* **WHAT IS NEEDED**
Find how many lines hold the word "醉太平刺世" and give that number only.

* **RECORDS SUPPLIED**

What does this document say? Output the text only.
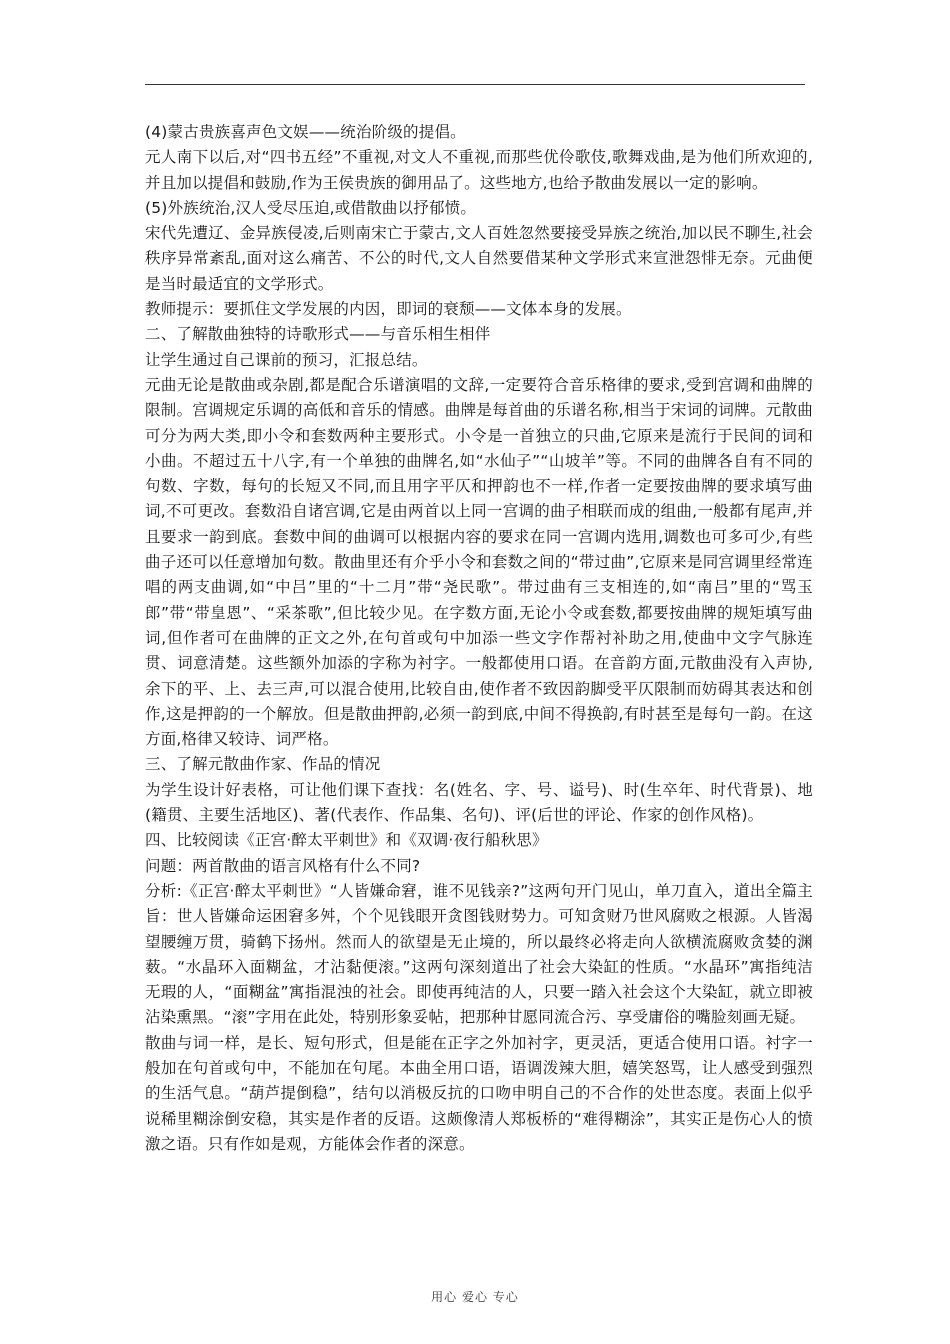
(4)蒙古贵族喜声色文娱——统治阶级的提倡。

元人南下以后,对“四书五经”不重视,对文人不重视,而那些优伶歌伎,歌舞戏曲,是为他们所欢迎的,并且加以提倡和鼓励,作为王侯贵族的御用品了。这些地方,也给予散曲发展以一定的影响。

(5)外族统治,汉人受尽压迫,或借散曲以抒郁愤。

宋代先遭辽、金异族侵凌,后则南宋亡于蒙古,文人百姓忽然要接受异族之统治,加以民不聊生,社会秩序异常紊乱,面对这么痛苦、不公的时代,文人自然要借某种文学形式来宣泄怨悱无奈。元曲便是当时最适宜的文学形式。

教师提示：要抓住文学发展的内因，即词的衰颓——文体本身的发展。

二、了解散曲独特的诗歌形式——与音乐相生相伴

让学生通过自己课前的预习，汇报总结。

元曲无论是散曲或杂剧,都是配合乐谱演唱的文辞,一定要符合音乐格律的要求,受到宫调和曲牌的限制。宫调规定乐调的高低和音乐的情感。曲牌是每首曲的乐谱名称,相当于宋词的词牌。元散曲可分为两大类,即小令和套数两种主要形式。小令是一首独立的只曲,它原来是流行于民间的词和小曲。不超过五十八字,有一个单独的曲牌名,如“水仙子”“山坡羊”等。不同的曲牌各自有不同的句数、字数，每句的长短又不同,而且用字平仄和押韵也不一样,作者一定要按曲牌的要求填写曲词,不可更改。套数沿自诸宫调,它是由两首以上同一宫调的曲子相联而成的组曲,一般都有尾声,并且要求一韵到底。套数中间的曲调可以根据内容的要求在同一宫调内选用,调数也可多可少,有些曲子还可以任意增加句数。散曲里还有介乎小令和套数之间的“带过曲”,它原来是同宫调里经常连唱的两支曲调,如“中吕”里的“十二月”带“尧民歌”。带过曲有三支相连的,如“南吕”里的“骂玉郎”带“带皇恩”、“采茶歌”,但比较少见。在字数方面,无论小令或套数,都要按曲牌的规矩填写曲词,但作者可在曲牌的正文之外,在句首或句中加添一些文字作帮衬补助之用,使曲中文字气脉连贯、词意清楚。这些额外加添的字称为衬字。一般都使用口语。在音韵方面,元散曲没有入声协,余下的平、上、去三声,可以混合使用,比较自由,使作者不致因韵脚受平仄限制而妨碍其表达和创作,这是押韵的一个解放。但是散曲押韵,必须一韵到底,中间不得换韵,有时甚至是每句一韵。在这方面,格律又较诗、词严格。

三、了解元散曲作家、作品的情况

为学生设计好表格，可让他们课下查找：名(姓名、字、号、谥号)、时(生卒年、时代背景)、地(籍贯、主要生活地区)、著(代表作、作品集、名句)、评(后世的评论、作家的创作风格)。

四、比较阅读《正宫·醉太平刺世》和《双调·夜行船秋思》

问题：两首散曲的语言风格有什么不同?

分析:《正宫·醉太平刺世》“人皆嫌命窘，谁不见钱亲?”这两句开门见山，单刀直入，道出全篇主旨：世人皆嫌命运困窘多舛，个个见钱眼开贪图钱财势力。可知贪财乃世风腐败之根源。人皆渴望腰缠万贯，骑鹤下扬州。然而人的欲望是无止境的，所以最终必将走向人欲横流腐败贪婪的渊薮。“水晶环入面糊盆，才沾黏便滚。”这两句深刻道出了社会大染缸的性质。“水晶环”寓指纯洁无瑕的人，“面糊盆”寓指混浊的社会。即使再纯洁的人，只要一踏入社会这个大染缸，就立即被沾染熏黑。“滚”字用在此处，特别形象妥帖，把那种甘愿同流合污、享受庸俗的嘴脸刻画无疑。

散曲与词一样，是长、短句形式，但是能在正字之外加衬字，更灵活，更适合使用口语。衬字一般加在句首或句中，不能加在句尾。本曲全用口语，语调泼辣大胆，嬉笑怒骂，让人感受到强烈的生活气息。“葫芦提倒稳”，结句以消极反抗的口吻申明自己的不合作的处世态度。表面上似乎说稀里糊涂倒安稳，其实是作者的反语。这颇像清人郑板桥的“难得糊涂”，其实正是伤心人的愤激之语。只有作如是观，方能体会作者的深意。

用心 爱心 专心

* **ANSWER FOR THE TASK**
2